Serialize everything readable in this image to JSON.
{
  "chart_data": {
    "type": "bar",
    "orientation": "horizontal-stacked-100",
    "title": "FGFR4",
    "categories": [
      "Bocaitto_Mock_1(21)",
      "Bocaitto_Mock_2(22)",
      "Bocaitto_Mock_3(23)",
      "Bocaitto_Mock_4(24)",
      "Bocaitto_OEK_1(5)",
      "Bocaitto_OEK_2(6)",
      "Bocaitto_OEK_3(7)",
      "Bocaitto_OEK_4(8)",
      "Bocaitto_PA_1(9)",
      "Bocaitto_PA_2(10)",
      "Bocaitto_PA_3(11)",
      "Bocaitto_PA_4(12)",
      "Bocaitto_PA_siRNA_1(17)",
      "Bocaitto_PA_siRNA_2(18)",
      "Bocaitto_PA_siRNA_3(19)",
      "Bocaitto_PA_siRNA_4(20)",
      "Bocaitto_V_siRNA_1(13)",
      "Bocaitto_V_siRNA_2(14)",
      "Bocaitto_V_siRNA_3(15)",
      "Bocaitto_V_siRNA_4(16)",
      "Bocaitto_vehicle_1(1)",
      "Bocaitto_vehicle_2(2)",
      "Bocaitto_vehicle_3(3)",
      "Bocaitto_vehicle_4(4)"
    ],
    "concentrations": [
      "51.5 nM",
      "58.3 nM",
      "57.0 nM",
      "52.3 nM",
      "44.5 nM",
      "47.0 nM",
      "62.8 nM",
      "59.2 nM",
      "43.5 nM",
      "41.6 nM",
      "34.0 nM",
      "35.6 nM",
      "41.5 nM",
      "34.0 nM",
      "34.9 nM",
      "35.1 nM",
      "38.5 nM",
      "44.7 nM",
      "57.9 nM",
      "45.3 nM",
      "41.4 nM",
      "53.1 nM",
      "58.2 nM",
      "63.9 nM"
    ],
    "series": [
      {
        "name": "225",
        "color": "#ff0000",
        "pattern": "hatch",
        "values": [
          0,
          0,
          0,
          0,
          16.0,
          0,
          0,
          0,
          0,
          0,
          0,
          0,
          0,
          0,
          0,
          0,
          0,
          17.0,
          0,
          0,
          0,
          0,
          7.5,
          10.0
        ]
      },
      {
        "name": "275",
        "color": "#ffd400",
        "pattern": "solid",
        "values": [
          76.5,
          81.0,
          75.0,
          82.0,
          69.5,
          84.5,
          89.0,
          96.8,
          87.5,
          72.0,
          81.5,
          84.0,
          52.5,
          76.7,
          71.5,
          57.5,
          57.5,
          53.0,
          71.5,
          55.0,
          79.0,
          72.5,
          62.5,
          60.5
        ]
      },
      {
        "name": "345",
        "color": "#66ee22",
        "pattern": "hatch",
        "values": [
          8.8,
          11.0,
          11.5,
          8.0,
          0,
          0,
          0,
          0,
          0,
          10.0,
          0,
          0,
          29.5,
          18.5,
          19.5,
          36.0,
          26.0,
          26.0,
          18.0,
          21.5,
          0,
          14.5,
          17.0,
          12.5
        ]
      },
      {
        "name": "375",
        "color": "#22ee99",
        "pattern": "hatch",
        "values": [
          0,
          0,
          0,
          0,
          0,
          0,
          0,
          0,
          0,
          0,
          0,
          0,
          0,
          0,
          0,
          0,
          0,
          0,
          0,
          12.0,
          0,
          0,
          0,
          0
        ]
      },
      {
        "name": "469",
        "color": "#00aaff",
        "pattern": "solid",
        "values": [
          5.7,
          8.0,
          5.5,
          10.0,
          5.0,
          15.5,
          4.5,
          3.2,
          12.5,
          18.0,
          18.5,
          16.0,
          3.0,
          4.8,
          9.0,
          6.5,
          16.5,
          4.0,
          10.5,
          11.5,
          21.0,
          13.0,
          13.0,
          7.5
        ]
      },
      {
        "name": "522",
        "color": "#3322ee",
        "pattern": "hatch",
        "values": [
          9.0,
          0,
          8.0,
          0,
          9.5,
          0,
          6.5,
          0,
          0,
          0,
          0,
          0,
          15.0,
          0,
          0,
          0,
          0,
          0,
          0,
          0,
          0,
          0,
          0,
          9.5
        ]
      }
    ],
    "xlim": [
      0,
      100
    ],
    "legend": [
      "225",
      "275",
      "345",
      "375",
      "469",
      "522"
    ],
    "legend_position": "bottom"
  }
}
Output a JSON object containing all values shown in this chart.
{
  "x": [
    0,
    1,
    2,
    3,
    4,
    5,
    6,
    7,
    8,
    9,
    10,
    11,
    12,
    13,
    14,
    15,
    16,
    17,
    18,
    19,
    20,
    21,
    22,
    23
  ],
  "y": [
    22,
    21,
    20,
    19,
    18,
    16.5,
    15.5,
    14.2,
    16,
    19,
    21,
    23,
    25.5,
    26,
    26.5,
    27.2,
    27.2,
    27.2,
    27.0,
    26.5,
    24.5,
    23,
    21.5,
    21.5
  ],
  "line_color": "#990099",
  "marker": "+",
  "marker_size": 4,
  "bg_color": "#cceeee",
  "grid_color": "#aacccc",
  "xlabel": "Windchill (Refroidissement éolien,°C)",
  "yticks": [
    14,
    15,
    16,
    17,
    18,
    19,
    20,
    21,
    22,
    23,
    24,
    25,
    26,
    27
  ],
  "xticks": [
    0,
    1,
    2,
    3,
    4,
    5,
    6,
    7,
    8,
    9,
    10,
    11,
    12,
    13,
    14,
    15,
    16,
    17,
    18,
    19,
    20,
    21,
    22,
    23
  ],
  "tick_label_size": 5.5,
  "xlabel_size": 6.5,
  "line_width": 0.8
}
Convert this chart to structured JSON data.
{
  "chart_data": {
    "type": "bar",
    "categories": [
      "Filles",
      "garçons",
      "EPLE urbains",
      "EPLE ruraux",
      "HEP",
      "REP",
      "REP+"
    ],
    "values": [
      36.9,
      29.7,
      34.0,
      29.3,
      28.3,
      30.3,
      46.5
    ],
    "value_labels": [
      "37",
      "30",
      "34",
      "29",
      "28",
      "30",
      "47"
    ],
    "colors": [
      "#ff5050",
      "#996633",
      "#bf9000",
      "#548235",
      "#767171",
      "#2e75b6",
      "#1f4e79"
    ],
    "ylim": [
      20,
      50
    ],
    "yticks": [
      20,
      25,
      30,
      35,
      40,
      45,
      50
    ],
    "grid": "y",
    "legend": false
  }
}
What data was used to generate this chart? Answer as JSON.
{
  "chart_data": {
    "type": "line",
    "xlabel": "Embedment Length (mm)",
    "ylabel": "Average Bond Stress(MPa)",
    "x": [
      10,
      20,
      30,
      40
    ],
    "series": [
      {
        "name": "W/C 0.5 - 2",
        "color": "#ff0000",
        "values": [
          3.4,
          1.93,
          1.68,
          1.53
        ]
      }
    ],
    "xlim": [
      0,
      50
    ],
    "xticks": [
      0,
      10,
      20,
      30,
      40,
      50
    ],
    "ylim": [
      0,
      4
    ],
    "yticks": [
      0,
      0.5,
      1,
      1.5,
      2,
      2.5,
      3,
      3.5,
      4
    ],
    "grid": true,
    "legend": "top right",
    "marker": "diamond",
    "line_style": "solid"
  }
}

- - - - - - -

• _What the exercise asks_: Reproduce the material exactly, with every line intact.

• _Task response_:
Serialize everything readable in this image to JSON.
{
  "chart_data": {
    "type": "bar",
    "orientation": "horizontal-stacked-100",
    "title": "FGFR4",
    "categories": [
      "Bocaitto_Mock_1(21)",
      "Bocaitto_Mock_2(22)",
      "Bocaitto_Mock_3(23)",
      "Bocaitto_Mock_4(24)",
      "Bocaitto_OEK_1(5)",
      "Bocaitto_OEK_2(6)",
      "Bocaitto_OEK_3(7)",
      "Bocaitto_OEK_4(8)",
      "Bocaitto_PA_1(9)",
      "Bocaitto_PA_2(10)",
      "Bocaitto_PA_3(11)",
      "Bocaitto_PA_4(12)",
      "Bocaitto_PA_siRNA_1(17)",
      "Bocaitto_PA_siRNA_2(18)",
      "Bocaitto_PA_siRNA_3(19)",
      "Bocaitto_PA_siRNA_4(20)",
      "Bocaitto_V_siRNA_1(13)",
      "Bocaitto_V_siRNA_2(14)",
      "Bocaitto_V_siRNA_3(15)",
      "Bocaitto_V_siRNA_4(16)",
      "Bocaitto_vehicle_1(1)",
      "Bocaitto_vehicle_2(2)",
      "Bocaitto_vehicle_3(3)",
      "Bocaitto_vehicle_4(4)"
    ],
    "concentrations": [
      "51.5 nM",
      "58.3 nM",
      "57.0 nM",
      "52.3 nM",
      "44.5 nM",
      "47.0 nM",
      "62.8 nM",
      "59.2 nM",
      "43.5 nM",
      "41.6 nM",
      "34.0 nM",
      "35.6 nM",
      "41.5 nM",
      "34.0 nM",
      "34.9 nM",
      "35.1 nM",
      "38.5 nM",
      "44.7 nM",
      "57.9 nM",
      "45.3 nM",
      "41.4 nM",
      "53.1 nM",
      "58.2 nM",
      "63.9 nM"
    ],
    "series": [
      {
        "name": "225",
        "color": "#ff0000",
        "pattern": "hatch",
        "values": [
          0,
          0,
          0,
          0,
          16.0,
          0,
          0,
          0,
          0,
          0,
          0,
          0,
          0,
          0,
          0,
          0,
          0,
          17.0,
          0,
          0,
          0,
          0,
          7.5,
          10.0
        ]
      },
      {
        "name": "275",
        "color": "#ffd400",
        "pattern": "solid",
        "values": [
          76.5,
          81.0,
          75.0,
          82.0,
          69.5,
          84.5,
          89.0,
          96.8,
          87.5,
          72.0,
          81.5,
          84.0,
          52.5,
          76.7,
          71.5,
          57.5,
          57.5,
          53.0,
          71.5,
          55.0,
          79.0,
          72.5,
          62.5,
          60.5
        ]
      },
      {
        "name": "345",
        "color": "#66ee22",
        "pattern": "hatch",
        "values": [
          8.8,
          11.0,
          11.5,
          8.0,
          0,
          0,
          0,
          0,
          0,
          10.0,
          0,
          0,
          29.5,
          18.5,
          19.5,
          36.0,
          26.0,
          26.0,
          18.0,
          21.5,
          0,
          14.5,
          17.0,
          12.5
        ]
      },
      {
        "name": "375",
        "color": "#22ee99",
        "pattern": "hatch",
        "values": [
          0,
          0,
          0,
          0,
          0,
          0,
          0,
          0,
          0,
          0,
          0,
          0,
          0,
          0,
          0,
          0,
          0,
          0,
          0,
          12.0,
          0,
          0,
          0,
          0
        ]
      },
      {
        "name": "469",
        "color": "#00aaff",
        "pattern": "solid",
        "values": [
          5.7,
          8.0,
          5.5,
          10.0,
          5.0,
          15.5,
          4.5,
          3.2,
          12.5,
          18.0,
          18.5,
          16.0,
          3.0,
          4.8,
          9.0,
          6.5,
          16.5,
          4.0,
          10.5,
          11.5,
          21.0,
          13.0,
          13.0,
          7.5
        ]
      },
      {
        "name": "522",
        "color": "#3322ee",
        "pattern": "hatch",
        "values": [
          9.0,
          0,
          8.0,
          0,
          9.5,
          0,
          6.5,
          0,
          0,
          0,
          0,
          0,
          15.0,
          0,
          0,
          0,
          0,
          0,
          0,
          0,
          0,
          0,
          0,
          9.5
        ]
      }
    ],
    "xlim": [
      0,
      100
    ],
    "legend": [
      "225",
      "275",
      "345",
      "375",
      "469",
      "522"
    ],
    "legend_position": "bottom"
  }
}
Output a JSON object containing all values shown in this chart.
{
  "x": [
    0,
    1,
    2,
    3,
    4,
    5,
    6,
    7,
    8,
    9,
    10,
    11,
    12,
    13,
    14,
    15,
    16,
    17,
    18,
    19,
    20,
    21,
    22,
    23
  ],
  "y": [
    22,
    21,
    20,
    19,
    18,
    16.5,
    15.5,
    14.2,
    16,
    19,
    21,
    23,
    25.5,
    26,
    26.5,
    27.2,
    27.2,
    27.2,
    27.0,
    26.5,
    24.5,
    23,
    21.5,
    21.5
  ],
  "line_color": "#990099",
  "marker": "+",
  "marker_size": 4,
  "bg_color": "#cceeee",
  "grid_color": "#aacccc",
  "xlabel": "Windchill (Refroidissement éolien,°C)",
  "yticks": [
    14,
    15,
    16,
    17,
    18,
    19,
    20,
    21,
    22,
    23,
    24,
    25,
    26,
    27
  ],
  "xticks": [
    0,
    1,
    2,
    3,
    4,
    5,
    6,
    7,
    8,
    9,
    10,
    11,
    12,
    13,
    14,
    15,
    16,
    17,
    18,
    19,
    20,
    21,
    22,
    23
  ],
  "tick_label_size": 5.5,
  "xlabel_size": 6.5,
  "line_width": 0.8
}
Convert this chart to structured JSON data.
{
  "chart_data": {
    "type": "bar",
    "categories": [
      "Filles",
      "garçons",
      "EPLE urbains",
      "EPLE ruraux",
      "HEP",
      "REP",
      "REP+"
    ],
    "values": [
      36.9,
      29.7,
      34.0,
      29.3,
      28.3,
      30.3,
      46.5
    ],
    "value_labels": [
      "37",
      "30",
      "34",
      "29",
      "28",
      "30",
      "47"
    ],
    "colors": [
      "#ff5050",
      "#996633",
      "#bf9000",
      "#548235",
      "#767171",
      "#2e75b6",
      "#1f4e79"
    ],
    "ylim": [
      20,
      50
    ],
    "yticks": [
      20,
      25,
      30,
      35,
      40,
      45,
      50
    ],
    "grid": "y",
    "legend": false
  }
}
What data was used to generate this chart? Answer as JSON.
{
  "chart_data": {
    "type": "line",
    "xlabel": "Embedment Length (mm)",
    "ylabel": "Average Bond Stress(MPa)",
    "x": [
      10,
      20,
      30,
      40
    ],
    "series": [
      {
        "name": "W/C 0.5 - 2",
        "color": "#ff0000",
        "values": [
          3.4,
          1.93,
          1.68,
          1.53
        ]
      }
    ],
    "xlim": [
      0,
      50
    ],
    "xticks": [
      0,
      10,
      20,
      30,
      40,
      50
    ],
    "ylim": [
      0,
      4
    ],
    "yticks": [
      0,
      0.5,
      1,
      1.5,
      2,
      2.5,
      3,
      3.5,
      4
    ],
    "grid": true,
    "legend": "top right",
    "marker": "diamond",
    "line_style": "solid"
  }
}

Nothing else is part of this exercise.